### RECORDS FOR THE TASK
-- Start --

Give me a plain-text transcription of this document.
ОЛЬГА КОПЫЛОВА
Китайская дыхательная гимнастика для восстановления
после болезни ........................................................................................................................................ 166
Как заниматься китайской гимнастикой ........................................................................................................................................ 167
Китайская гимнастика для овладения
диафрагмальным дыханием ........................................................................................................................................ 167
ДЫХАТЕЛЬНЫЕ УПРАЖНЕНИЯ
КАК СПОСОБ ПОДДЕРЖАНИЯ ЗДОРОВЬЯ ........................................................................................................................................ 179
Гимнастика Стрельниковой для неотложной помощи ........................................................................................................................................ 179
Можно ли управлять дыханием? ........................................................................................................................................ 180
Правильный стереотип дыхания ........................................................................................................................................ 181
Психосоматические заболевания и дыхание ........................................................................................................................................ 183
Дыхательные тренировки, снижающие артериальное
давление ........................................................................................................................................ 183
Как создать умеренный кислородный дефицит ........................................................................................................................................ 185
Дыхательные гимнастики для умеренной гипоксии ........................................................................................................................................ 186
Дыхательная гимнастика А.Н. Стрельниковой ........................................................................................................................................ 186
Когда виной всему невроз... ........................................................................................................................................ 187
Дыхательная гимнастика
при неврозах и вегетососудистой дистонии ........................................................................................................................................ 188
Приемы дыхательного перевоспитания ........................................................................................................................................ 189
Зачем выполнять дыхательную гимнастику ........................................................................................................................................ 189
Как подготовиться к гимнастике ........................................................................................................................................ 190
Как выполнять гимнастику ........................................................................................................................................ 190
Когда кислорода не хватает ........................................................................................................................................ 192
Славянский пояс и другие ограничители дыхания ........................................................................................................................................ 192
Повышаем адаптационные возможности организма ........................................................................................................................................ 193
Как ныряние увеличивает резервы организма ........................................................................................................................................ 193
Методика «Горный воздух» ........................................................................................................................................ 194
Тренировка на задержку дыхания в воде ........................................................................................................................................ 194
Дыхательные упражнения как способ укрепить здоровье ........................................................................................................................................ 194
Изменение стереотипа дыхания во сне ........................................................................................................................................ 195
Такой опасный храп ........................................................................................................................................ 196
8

-- End --

### YOUR INSTRUCTIONS
Restate the listing in full, word for word.

### FULL SOLUTION
Give me a plain-text transcription of this document.
ОЛЬГА КОПЫЛОВА
Китайская дыхательная гимнастика для восстановления
после болезни ........................................................................................................................................ 166
Как заниматься китайской гимнастикой ........................................................................................................................................ 167
Китайская гимнастика для овладения
диафрагмальным дыханием ........................................................................................................................................ 167
ДЫХАТЕЛЬНЫЕ УПРАЖНЕНИЯ
КАК СПОСОБ ПОДДЕРЖАНИЯ ЗДОРОВЬЯ ........................................................................................................................................ 179
Гимнастика Стрельниковой для неотложной помощи ........................................................................................................................................ 179
Можно ли управлять дыханием? ........................................................................................................................................ 180
Правильный стереотип дыхания ........................................................................................................................................ 181
Психосоматические заболевания и дыхание ........................................................................................................................................ 183
Дыхательные тренировки, снижающие артериальное
давление ........................................................................................................................................ 183
Как создать умеренный кислородный дефицит ........................................................................................................................................ 185
Дыхательные гимнастики для умеренной гипоксии ........................................................................................................................................ 186
Дыхательная гимнастика А.Н. Стрельниковой ........................................................................................................................................ 186
Когда виной всему невроз... ........................................................................................................................................ 187
Дыхательная гимнастика
при неврозах и вегетососудистой дистонии ........................................................................................................................................ 188
Приемы дыхательного перевоспитания ........................................................................................................................................ 189
Зачем выполнять дыхательную гимнастику ........................................................................................................................................ 189
Как подготовиться к гимнастике ........................................................................................................................................ 190
Как выполнять гимнастику ........................................................................................................................................ 190
Когда кислорода не хватает ........................................................................................................................................ 192
Славянский пояс и другие ограничители дыхания ........................................................................................................................................ 192
Повышаем адаптационные возможности организма ........................................................................................................................................ 193
Как ныряние увеличивает резервы организма ........................................................................................................................................ 193
Методика «Горный воздух» ........................................................................................................................................ 194
Тренировка на задержку дыхания в воде ........................................................................................................................................ 194
Дыхательные упражнения как способ укрепить здоровье ........................................................................................................................................ 194
Изменение стереотипа дыхания во сне ........................................................................................................................................ 195
Такой опасный храп ........................................................................................................................................ 196
8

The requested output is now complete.